Pull out every line below that contains the word "Penalties".

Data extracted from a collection
○ ○ ○
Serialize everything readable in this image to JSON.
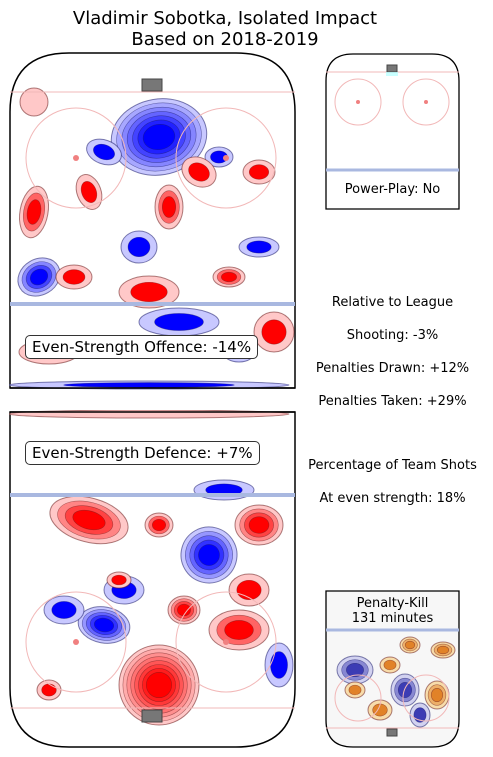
{
  "chart_data": [
    {
      "type": "heatmap",
      "title": "Vladimir Sobotka, Isolated Impact",
      "subtitle": "Based on 2018-2019",
      "panels": [
        {
          "name": "Even-Strength Offence",
          "label": "Even-Strength Offence: -14%",
          "value_pct": -14
        },
        {
          "name": "Even-Strength Defence",
          "label": "Even-Strength Defence: +7%",
          "value_pct": 7
        },
        {
          "name": "Power-Play",
          "label": "Power-Play: No"
        },
        {
          "name": "Penalty-Kill",
          "label": "Penalty-Kill",
          "minutes_label": "131 minutes",
          "minutes": 131
        }
      ],
      "relative_to_league": {
        "heading": "Relative to League",
        "shooting": "Shooting: -3%",
        "penalties_drawn": "Penalties Drawn: +12%",
        "penalties_taken": "Penalties Taken: +29%"
      },
      "team_shots": {
        "heading": "Percentage of Team Shots",
        "even_strength": "At even strength: 18%"
      },
      "colors": {
        "positive": "#ff0000",
        "negative": "#0000ff",
        "pk_positive": "#e8932a",
        "pk_negative": "#3a3ab8"
      }
    }
  ]
}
○ ○ ○
* **Result**
        "penalties_drawn": "Penalties Drawn: +12%",
        "penalties_taken": "Penalties Taken: +29%"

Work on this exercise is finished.